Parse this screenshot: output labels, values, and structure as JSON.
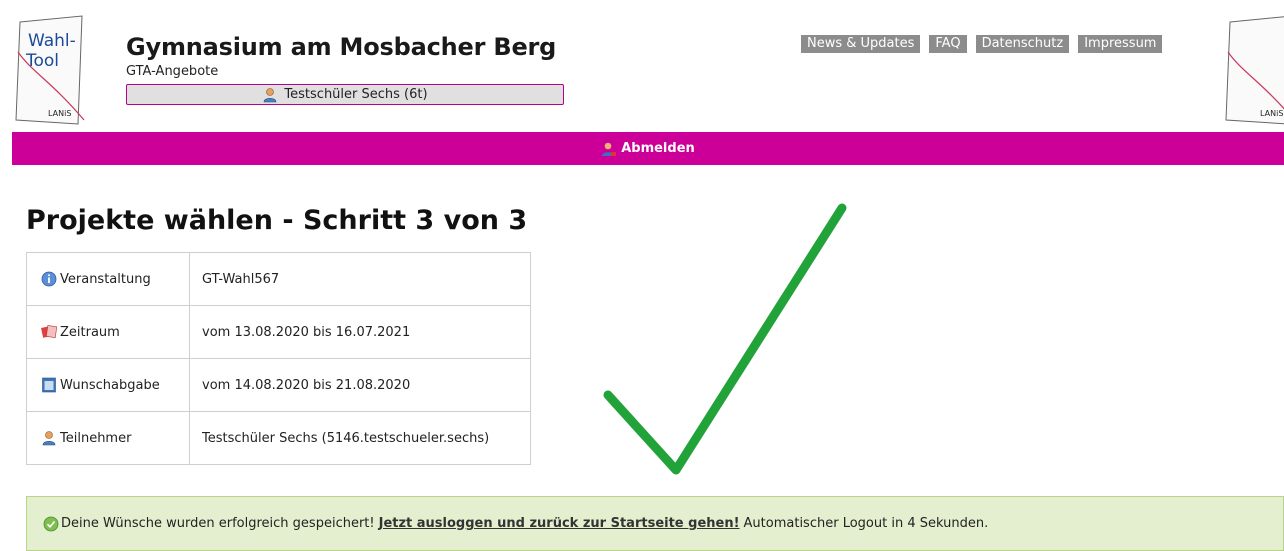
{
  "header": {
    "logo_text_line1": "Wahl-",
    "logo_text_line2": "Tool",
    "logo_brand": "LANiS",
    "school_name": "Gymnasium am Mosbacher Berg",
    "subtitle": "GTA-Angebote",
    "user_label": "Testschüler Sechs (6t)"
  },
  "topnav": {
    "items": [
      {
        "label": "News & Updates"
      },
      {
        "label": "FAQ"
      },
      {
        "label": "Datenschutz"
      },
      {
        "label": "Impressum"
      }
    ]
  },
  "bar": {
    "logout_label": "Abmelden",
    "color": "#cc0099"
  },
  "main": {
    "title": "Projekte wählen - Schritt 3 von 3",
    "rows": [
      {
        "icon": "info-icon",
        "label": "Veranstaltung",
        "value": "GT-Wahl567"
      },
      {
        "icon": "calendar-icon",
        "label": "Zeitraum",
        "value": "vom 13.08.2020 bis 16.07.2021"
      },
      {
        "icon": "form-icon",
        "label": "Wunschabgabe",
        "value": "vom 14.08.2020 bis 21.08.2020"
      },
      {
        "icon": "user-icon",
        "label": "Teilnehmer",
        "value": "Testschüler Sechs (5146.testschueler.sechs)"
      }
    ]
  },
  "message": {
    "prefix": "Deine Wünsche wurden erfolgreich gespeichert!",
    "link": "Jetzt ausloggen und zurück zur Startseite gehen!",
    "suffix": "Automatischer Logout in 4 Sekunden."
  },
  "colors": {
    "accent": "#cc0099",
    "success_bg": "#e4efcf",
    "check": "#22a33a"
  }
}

┄┄┄┄┄┄┄┄┄┄

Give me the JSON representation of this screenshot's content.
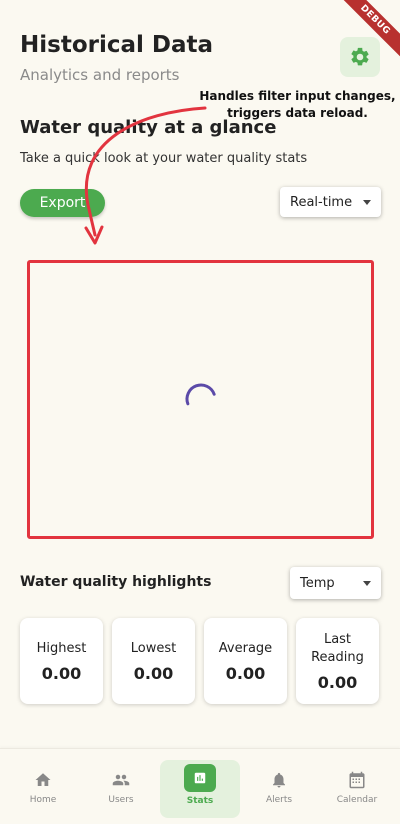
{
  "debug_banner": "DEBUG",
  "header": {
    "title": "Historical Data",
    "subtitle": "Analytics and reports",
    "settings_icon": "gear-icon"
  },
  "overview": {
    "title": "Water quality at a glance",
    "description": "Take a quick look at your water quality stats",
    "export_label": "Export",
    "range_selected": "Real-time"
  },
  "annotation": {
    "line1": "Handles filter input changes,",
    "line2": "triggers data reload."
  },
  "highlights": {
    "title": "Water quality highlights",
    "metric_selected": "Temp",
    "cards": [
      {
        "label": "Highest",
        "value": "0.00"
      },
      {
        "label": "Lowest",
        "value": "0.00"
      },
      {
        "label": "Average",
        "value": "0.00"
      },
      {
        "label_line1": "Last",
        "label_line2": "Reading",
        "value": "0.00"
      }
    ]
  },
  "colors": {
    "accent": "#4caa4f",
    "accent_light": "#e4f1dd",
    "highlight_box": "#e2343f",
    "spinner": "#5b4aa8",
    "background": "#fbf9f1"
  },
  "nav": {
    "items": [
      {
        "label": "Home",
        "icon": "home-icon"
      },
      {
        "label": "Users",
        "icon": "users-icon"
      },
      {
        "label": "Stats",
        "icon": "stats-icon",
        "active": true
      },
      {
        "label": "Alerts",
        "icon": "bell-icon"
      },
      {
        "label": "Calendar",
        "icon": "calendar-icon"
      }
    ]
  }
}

┄┄┄┄┄┄┄┄┄┄

• Short task:
In the listing above, find the lines holding the word "JSON" and copy them.

• Response to the exercise:
Parse this screenshot: output labels, values, and structure as JSON.
Give me the JSON representation of this screenshot's content.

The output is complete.